* DESCRIPTION OF THE TASK
Extract from the listing each line in which the word "moins" appears.
# DATA TO USE start
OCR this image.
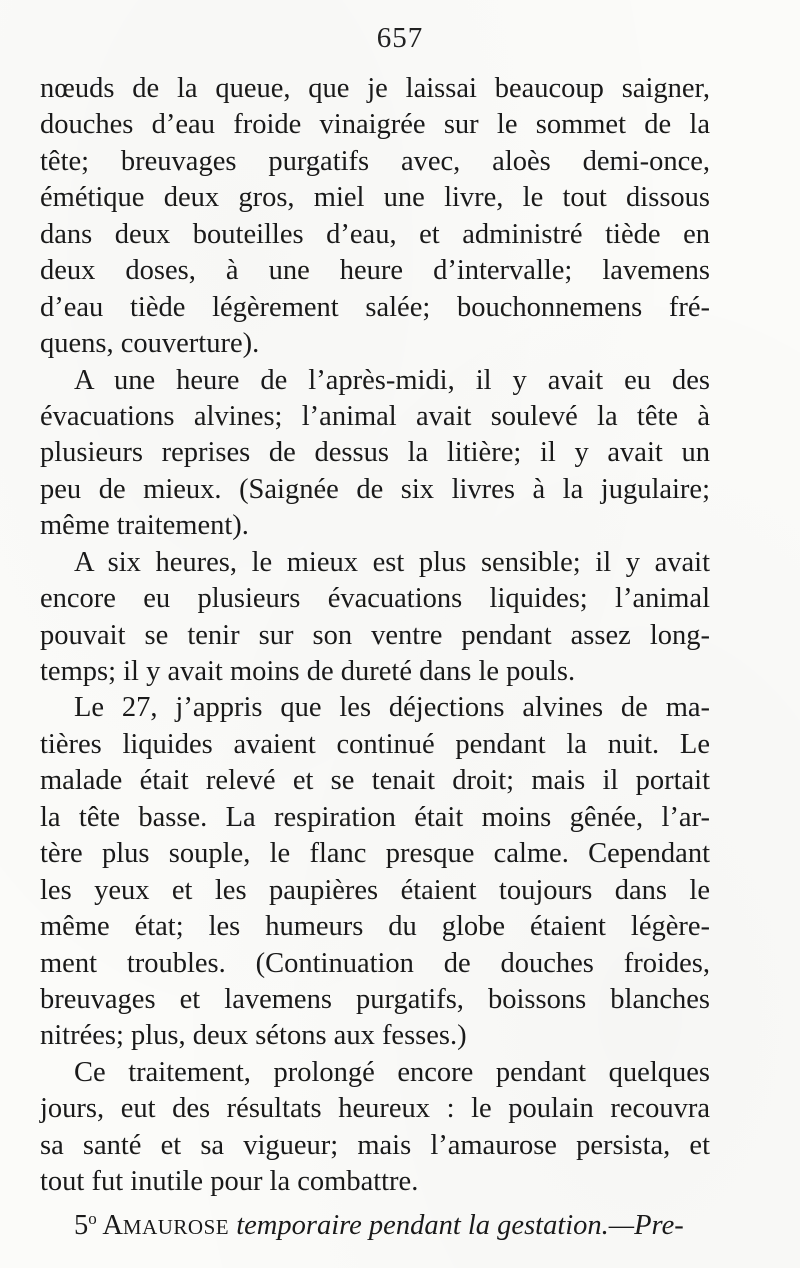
657
nœuds de la queue, que je laissai beaucoup saigner,
douches d’eau froide vinaigrée sur le sommet de la
tête; breuvages purgatifs avec, aloès demi-once,
émétique deux gros, miel une livre, le tout dissous
dans deux bouteilles d’eau, et administré tiède en
deux doses, à une heure d’intervalle; lavemens
d’eau tiède légèrement salée; bouchonnemens fré-
quens, couverture).
A une heure de l’après-midi, il y avait eu des
évacuations alvines; l’animal avait soulevé la tête à
plusieurs reprises de dessus la litière; il y avait un
peu de mieux. (Saignée de six livres à la jugulaire;
même traitement).
A six heures, le mieux est plus sensible; il y avait
encore eu plusieurs évacuations liquides; l’animal
pouvait se tenir sur son ventre pendant assez long-
temps; il y avait moins de dureté dans le pouls.
Le 27, j’appris que les déjections alvines de ma-
tières liquides avaient continué pendant la nuit. Le
malade était relevé et se tenait droit; mais il portait
la tête basse. La respiration était moins gênée, l’ar-
tère plus souple, le flanc presque calme. Cependant
les yeux et les paupières étaient toujours dans le
même état; les humeurs du globe étaient légère-
ment troubles. (Continuation de douches froides,
breuvages et lavemens purgatifs, boissons blanches
nitrées; plus, deux sétons aux fesses.)
Ce traitement, prolongé encore pendant quelques
jours, eut des résultats heureux : le poulain recouvra
sa santé et sa vigueur; mais l’amaurose persista, et
tout fut inutile pour la combattre.
5$^o$ AMAUROSE temporaire pendant la gestation.—Pre-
# DATA TO USE end
* SOLUTION TO THIS TASK
temps; il y avait moins de dureté dans le pouls.
la tête basse. La respiration était moins gênée, l’ar-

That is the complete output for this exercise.